:: Supplied entries
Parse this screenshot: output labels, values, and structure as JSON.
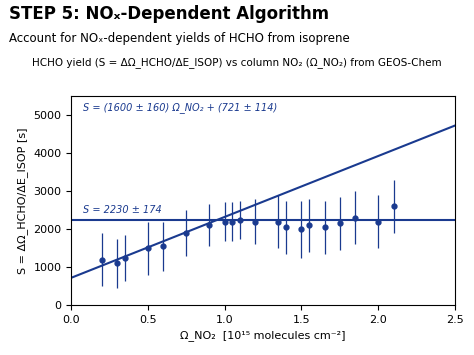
{
  "chart_data": {
    "type": "scatter",
    "title": "STEP 5: NOₓ-Dependent Algorithm",
    "subtitle": "Account for NOₓ-dependent yields of HCHO from isoprene",
    "header": "HCHO yield (S = ΔΩ_HCHO/ΔE_ISOP) vs column NO₂ (Ω_NO₂) from GEOS-Chem",
    "x_label": "Ω_NO₂  [10¹⁵ molecules cm⁻²]",
    "y_label": "S = ΔΩ_HCHO/ΔE_ISOP [s]",
    "x": [
      0.2,
      0.3,
      0.35,
      0.5,
      0.6,
      0.75,
      0.9,
      1.0,
      1.05,
      1.1,
      1.2,
      1.35,
      1.4,
      1.5,
      1.55,
      1.65,
      1.75,
      1.85,
      2.0,
      2.1
    ],
    "series": [
      {
        "color": "#1a3a8f",
        "marker": "circle",
        "values": [
          1200,
          1100,
          1250,
          1500,
          1550,
          1900,
          2100,
          2200,
          2200,
          2250,
          2200,
          2200,
          2050,
          2000,
          2100,
          2050,
          2150,
          2300,
          2200,
          2600
        ],
        "errors": [
          700,
          650,
          600,
          700,
          650,
          600,
          550,
          500,
          500,
          500,
          600,
          700,
          700,
          750,
          700,
          700,
          700,
          700,
          700,
          700
        ]
      }
    ],
    "fit": {
      "x": [
        0.0,
        2.5
      ],
      "values": [
        721,
        4721
      ],
      "color": "#1a3a8f",
      "label": "S = (1600 ± 160) Ω_NO₂ + (721 ± 114)"
    },
    "mean": {
      "value": 2230,
      "color": "#1a3a8f",
      "label": "S = 2230 ± 174"
    },
    "xlim": [
      0.0,
      2.5
    ],
    "ylim": [
      0,
      5500
    ],
    "xticks": [
      0.0,
      0.5,
      1.0,
      1.5,
      2.0,
      2.5
    ],
    "yticks": [
      0,
      1000,
      2000,
      3000,
      4000,
      5000
    ],
    "grid": false
  }
}
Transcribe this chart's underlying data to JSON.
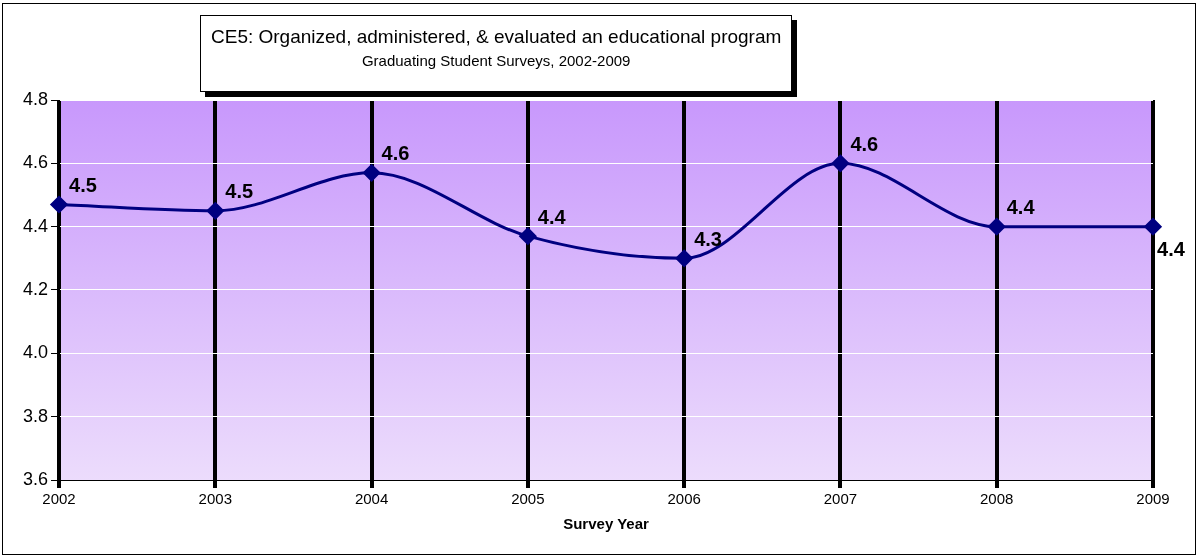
{
  "chart_data": {
    "type": "line",
    "title": "CE5: Organized, administered, & evaluated an educational program",
    "subtitle": "Graduating Student Surveys, 2002-2009",
    "xlabel": "Survey Year",
    "categories": [
      "2002",
      "2003",
      "2004",
      "2005",
      "2006",
      "2007",
      "2008",
      "2009"
    ],
    "series": [
      {
        "color": "#000080",
        "values": [
          4.47,
          4.45,
          4.57,
          4.37,
          4.3,
          4.6,
          4.4,
          4.4
        ],
        "value_labels": [
          "4.5",
          "4.5",
          "4.6",
          "4.4",
          "4.3",
          "4.6",
          "4.4",
          "4.4"
        ]
      }
    ],
    "ylim": [
      3.6,
      4.8
    ],
    "yticks": [
      3.6,
      3.8,
      {
        "value": 4,
        "label": "4.0"
      },
      4.2,
      4.4,
      4.6,
      4.8
    ],
    "grid": true,
    "marker": "diamond",
    "line_style": "solid",
    "legend": false
  }
}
::::
**Goal of the exercise**
Return all of the data exactly as written, and drop the pictures.

**Result of the task**
Parse this screenshot: output labels, values, and structure as JSON.
{
  "chart_data": {
    "type": "scatter",
    "title": "STEP 5: NOₓ-Dependent Algorithm",
    "subtitle": "Account for NOₓ-dependent yields of HCHO from isoprene",
    "header": "HCHO yield (S = ΔΩ_HCHO/ΔE_ISOP) vs column NO₂ (Ω_NO₂) from GEOS-Chem",
    "x_label": "Ω_NO₂  [10¹⁵ molecules cm⁻²]",
    "y_label": "S = ΔΩ_HCHO/ΔE_ISOP [s]",
    "x": [
      0.2,
      0.3,
      0.35,
      0.5,
      0.6,
      0.75,
      0.9,
      1.0,
      1.05,
      1.1,
      1.2,
      1.35,
      1.4,
      1.5,
      1.55,
      1.65,
      1.75,
      1.85,
      2.0,
      2.1
    ],
    "series": [
      {
        "color": "#1a3a8f",
        "marker": "circle",
        "values": [
          1200,
          1100,
          1250,
          1500,
          1550,
          1900,
          2100,
          2200,
          2200,
          2250,
          2200,
          2200,
          2050,
          2000,
          2100,
          2050,
          2150,
          2300,
          2200,
          2600
        ],
        "errors": [
          700,
          650,
          600,
          700,
          650,
          600,
          550,
          500,
          500,
          500,
          600,
          700,
          700,
          750,
          700,
          700,
          700,
          700,
          700,
          700
        ]
      }
    ],
    "fit": {
      "x": [
        0.0,
        2.5
      ],
      "values": [
        721,
        4721
      ],
      "color": "#1a3a8f",
      "label": "S = (1600 ± 160) Ω_NO₂ + (721 ± 114)"
    },
    "mean": {
      "value": 2230,
      "color": "#1a3a8f",
      "label": "S = 2230 ± 174"
    },
    "xlim": [
      0.0,
      2.5
    ],
    "ylim": [
      0,
      5500
    ],
    "xticks": [
      0.0,
      0.5,
      1.0,
      1.5,
      2.0,
      2.5
    ],
    "yticks": [
      0,
      1000,
      2000,
      3000,
      4000,
      5000
    ],
    "grid": false
  }
}
Transcribe this chart's underlying data to JSON.
{
  "chart_data": {
    "type": "line",
    "title": "CE5: Organized, administered, & evaluated an educational program",
    "subtitle": "Graduating Student Surveys, 2002-2009",
    "xlabel": "Survey Year",
    "categories": [
      "2002",
      "2003",
      "2004",
      "2005",
      "2006",
      "2007",
      "2008",
      "2009"
    ],
    "series": [
      {
        "color": "#000080",
        "values": [
          4.47,
          4.45,
          4.57,
          4.37,
          4.3,
          4.6,
          4.4,
          4.4
        ],
        "value_labels": [
          "4.5",
          "4.5",
          "4.6",
          "4.4",
          "4.3",
          "4.6",
          "4.4",
          "4.4"
        ]
      }
    ],
    "ylim": [
      3.6,
      4.8
    ],
    "yticks": [
      3.6,
      3.8,
      {
        "value": 4,
        "label": "4.0"
      },
      4.2,
      4.4,
      4.6,
      4.8
    ],
    "grid": true,
    "marker": "diamond",
    "line_style": "solid",
    "legend": false
  }
}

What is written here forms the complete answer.